SHORT TASK:
Extract from the listing each line in which the word "Marché" appears.

....

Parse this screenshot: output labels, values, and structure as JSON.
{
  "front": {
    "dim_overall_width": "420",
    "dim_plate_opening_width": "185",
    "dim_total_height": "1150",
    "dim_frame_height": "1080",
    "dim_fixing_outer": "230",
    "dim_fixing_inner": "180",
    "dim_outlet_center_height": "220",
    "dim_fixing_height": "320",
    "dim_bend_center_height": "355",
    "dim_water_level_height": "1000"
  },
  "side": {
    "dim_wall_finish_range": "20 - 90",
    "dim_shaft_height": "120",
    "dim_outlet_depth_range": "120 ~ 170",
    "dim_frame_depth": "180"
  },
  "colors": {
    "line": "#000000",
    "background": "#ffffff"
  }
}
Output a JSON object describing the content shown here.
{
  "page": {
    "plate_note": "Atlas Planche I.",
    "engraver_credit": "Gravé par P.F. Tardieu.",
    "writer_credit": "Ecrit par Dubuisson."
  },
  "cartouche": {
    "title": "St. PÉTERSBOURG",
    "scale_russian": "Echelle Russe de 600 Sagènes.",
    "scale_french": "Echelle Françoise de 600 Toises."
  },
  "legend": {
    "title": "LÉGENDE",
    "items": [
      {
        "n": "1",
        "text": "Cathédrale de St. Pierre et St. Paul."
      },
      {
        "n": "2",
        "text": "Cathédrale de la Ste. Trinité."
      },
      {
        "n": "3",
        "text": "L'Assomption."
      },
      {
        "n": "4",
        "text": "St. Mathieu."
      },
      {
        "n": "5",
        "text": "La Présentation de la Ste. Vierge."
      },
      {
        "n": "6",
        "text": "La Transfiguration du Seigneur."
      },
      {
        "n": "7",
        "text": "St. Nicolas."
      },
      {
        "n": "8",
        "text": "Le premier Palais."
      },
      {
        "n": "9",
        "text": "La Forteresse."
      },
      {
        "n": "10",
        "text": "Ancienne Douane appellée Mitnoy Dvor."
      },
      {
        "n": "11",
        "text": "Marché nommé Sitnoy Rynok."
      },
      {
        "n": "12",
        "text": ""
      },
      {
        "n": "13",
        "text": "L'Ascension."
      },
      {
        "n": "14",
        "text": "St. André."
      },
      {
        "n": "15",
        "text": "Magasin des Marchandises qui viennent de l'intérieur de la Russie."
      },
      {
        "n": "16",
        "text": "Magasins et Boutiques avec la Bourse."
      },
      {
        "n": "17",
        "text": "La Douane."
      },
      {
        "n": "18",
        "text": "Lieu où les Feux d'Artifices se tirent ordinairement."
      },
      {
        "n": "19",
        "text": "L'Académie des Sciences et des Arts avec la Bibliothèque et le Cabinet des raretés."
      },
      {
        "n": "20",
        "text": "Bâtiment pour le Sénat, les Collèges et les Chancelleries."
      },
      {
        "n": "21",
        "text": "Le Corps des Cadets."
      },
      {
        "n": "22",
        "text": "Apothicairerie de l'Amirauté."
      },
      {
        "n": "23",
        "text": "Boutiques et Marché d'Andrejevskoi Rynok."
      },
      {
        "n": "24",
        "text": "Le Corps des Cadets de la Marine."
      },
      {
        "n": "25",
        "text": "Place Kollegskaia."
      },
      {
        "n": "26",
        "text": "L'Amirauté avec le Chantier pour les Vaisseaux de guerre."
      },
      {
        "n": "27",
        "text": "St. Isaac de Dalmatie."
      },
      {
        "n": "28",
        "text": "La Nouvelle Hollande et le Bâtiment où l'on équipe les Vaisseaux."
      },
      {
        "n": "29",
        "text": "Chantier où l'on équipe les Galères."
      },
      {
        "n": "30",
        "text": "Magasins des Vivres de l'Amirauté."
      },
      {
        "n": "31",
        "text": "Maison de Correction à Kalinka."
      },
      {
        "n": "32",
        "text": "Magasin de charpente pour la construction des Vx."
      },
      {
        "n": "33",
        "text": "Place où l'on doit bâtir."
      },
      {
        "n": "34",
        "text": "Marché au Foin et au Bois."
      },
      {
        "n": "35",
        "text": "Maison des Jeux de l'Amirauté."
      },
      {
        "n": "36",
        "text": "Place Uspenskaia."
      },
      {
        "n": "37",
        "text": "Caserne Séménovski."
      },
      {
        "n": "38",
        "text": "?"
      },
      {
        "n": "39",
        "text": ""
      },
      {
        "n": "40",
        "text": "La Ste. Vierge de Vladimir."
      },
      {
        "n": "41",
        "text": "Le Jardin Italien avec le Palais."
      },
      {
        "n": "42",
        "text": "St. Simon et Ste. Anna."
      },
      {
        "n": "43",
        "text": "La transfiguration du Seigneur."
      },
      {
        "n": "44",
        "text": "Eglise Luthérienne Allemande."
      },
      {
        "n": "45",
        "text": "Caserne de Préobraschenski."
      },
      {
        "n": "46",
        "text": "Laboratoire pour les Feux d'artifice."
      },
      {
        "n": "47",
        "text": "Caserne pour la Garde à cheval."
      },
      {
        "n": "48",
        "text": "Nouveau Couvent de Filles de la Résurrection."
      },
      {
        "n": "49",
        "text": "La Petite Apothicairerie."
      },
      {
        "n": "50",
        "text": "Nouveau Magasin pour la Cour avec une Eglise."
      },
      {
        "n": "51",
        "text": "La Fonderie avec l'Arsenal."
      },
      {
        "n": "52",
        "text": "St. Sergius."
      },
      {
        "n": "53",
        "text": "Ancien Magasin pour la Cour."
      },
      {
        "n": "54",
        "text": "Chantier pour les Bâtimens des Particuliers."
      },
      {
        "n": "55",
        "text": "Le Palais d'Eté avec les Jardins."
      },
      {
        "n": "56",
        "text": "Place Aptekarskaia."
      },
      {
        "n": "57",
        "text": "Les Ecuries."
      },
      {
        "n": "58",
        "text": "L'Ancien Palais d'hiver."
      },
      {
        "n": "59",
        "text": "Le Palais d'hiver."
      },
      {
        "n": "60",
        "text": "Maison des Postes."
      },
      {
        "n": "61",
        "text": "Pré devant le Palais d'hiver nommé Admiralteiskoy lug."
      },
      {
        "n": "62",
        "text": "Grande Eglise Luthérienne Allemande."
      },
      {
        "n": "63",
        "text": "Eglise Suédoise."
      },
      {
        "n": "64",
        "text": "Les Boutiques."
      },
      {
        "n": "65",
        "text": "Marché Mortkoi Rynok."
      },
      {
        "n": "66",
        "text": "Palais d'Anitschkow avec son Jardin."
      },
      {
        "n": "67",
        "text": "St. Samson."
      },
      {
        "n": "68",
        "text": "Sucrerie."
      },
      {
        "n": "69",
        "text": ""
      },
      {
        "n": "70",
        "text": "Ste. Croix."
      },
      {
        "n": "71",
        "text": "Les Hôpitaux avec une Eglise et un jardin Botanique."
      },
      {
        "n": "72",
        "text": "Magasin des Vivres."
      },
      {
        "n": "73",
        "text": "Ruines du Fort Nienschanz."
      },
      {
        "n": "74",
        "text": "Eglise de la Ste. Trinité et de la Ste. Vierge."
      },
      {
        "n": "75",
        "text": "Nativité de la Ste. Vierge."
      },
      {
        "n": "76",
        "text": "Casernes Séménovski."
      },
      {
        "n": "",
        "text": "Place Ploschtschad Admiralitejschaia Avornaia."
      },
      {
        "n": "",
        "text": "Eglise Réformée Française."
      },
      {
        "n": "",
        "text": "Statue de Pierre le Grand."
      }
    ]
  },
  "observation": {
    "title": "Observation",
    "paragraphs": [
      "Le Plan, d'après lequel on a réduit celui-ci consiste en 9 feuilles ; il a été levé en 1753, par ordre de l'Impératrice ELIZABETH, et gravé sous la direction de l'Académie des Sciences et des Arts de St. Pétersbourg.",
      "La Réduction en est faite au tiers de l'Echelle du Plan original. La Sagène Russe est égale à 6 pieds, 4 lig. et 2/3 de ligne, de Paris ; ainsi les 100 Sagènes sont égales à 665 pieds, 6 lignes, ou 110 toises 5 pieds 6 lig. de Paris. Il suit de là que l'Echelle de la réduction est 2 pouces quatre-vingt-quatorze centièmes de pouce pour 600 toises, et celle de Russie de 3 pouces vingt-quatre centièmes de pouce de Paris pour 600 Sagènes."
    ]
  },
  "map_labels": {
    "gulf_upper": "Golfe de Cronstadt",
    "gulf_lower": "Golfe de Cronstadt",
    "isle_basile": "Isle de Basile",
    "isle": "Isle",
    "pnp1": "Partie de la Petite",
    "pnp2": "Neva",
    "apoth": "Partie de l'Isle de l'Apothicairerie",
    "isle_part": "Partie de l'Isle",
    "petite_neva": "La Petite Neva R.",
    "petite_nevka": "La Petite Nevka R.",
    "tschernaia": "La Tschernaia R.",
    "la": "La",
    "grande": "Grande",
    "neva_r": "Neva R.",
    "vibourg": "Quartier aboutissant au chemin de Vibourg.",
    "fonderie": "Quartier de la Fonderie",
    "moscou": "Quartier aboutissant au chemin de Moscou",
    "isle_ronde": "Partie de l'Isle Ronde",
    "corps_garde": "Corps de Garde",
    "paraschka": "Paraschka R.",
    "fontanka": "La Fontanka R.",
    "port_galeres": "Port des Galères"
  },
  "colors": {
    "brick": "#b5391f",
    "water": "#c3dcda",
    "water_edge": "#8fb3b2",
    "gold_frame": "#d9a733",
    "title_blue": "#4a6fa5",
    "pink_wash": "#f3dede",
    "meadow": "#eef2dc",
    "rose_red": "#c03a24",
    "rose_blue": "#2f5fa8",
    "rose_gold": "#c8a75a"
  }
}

....

ANSWER TO THE PROBLEM:
        "text": "Marché nommé Sitnoy Rynok."
        "text": "Boutiques et Marché d'Andrejevskoi Rynok."
        "text": "Marché au Foin et au Bois."
        "text": "Marché Mortkoi Rynok."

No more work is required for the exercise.